**What is needed**
Your task is to output the entries below word for word.

──────────

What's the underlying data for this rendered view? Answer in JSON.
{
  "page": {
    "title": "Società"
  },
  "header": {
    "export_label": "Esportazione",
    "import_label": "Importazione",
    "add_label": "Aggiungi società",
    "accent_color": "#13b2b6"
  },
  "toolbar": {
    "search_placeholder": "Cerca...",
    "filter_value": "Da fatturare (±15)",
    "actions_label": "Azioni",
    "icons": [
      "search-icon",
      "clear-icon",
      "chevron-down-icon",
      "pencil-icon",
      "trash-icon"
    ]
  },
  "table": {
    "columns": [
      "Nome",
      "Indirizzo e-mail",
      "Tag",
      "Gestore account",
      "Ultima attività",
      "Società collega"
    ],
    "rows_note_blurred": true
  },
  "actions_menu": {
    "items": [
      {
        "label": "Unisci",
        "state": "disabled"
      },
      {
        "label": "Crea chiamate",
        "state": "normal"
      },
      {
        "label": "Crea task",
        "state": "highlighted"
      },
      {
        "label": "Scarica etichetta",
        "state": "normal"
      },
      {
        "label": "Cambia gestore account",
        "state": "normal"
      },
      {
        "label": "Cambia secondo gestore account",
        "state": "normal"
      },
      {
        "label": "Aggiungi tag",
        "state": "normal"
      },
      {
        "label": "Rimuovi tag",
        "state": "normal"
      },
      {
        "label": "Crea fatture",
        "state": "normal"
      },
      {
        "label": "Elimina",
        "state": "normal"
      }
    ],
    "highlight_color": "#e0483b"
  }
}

──────────

**Response to this task**
What's the underlying data for this rendered view? Answer in JSON.
{
  "page": {
    "title": "Società"
  },
  "header": {
    "export_label": "Esportazione",
    "import_label": "Importazione",
    "add_label": "Aggiungi società",
    "accent_color": "#13b2b6"
  },
  "toolbar": {
    "search_placeholder": "Cerca...",
    "filter_value": "Da fatturare (±15)",
    "actions_label": "Azioni",
    "icons": [
      "search-icon",
      "clear-icon",
      "chevron-down-icon",
      "pencil-icon",
      "trash-icon"
    ]
  },
  "table": {
    "columns": [
      "Nome",
      "Indirizzo e-mail",
      "Tag",
      "Gestore account",
      "Ultima attività",
      "Società collega"
    ],
    "rows_note_blurred": true
  },
  "actions_menu": {
    "items": [
      {
        "label": "Unisci",
        "state": "disabled"
      },
      {
        "label": "Crea chiamate",
        "state": "normal"
      },
      {
        "label": "Crea task",
        "state": "highlighted"
      },
      {
        "label": "Scarica etichetta",
        "state": "normal"
      },
      {
        "label": "Cambia gestore account",
        "state": "normal"
      },
      {
        "label": "Cambia secondo gestore account",
        "state": "normal"
      },
      {
        "label": "Aggiungi tag",
        "state": "normal"
      },
      {
        "label": "Rimuovi tag",
        "state": "normal"
      },
      {
        "label": "Crea fatture",
        "state": "normal"
      },
      {
        "label": "Elimina",
        "state": "normal"
      }
    ],
    "highlight_color": "#e0483b"
  }
}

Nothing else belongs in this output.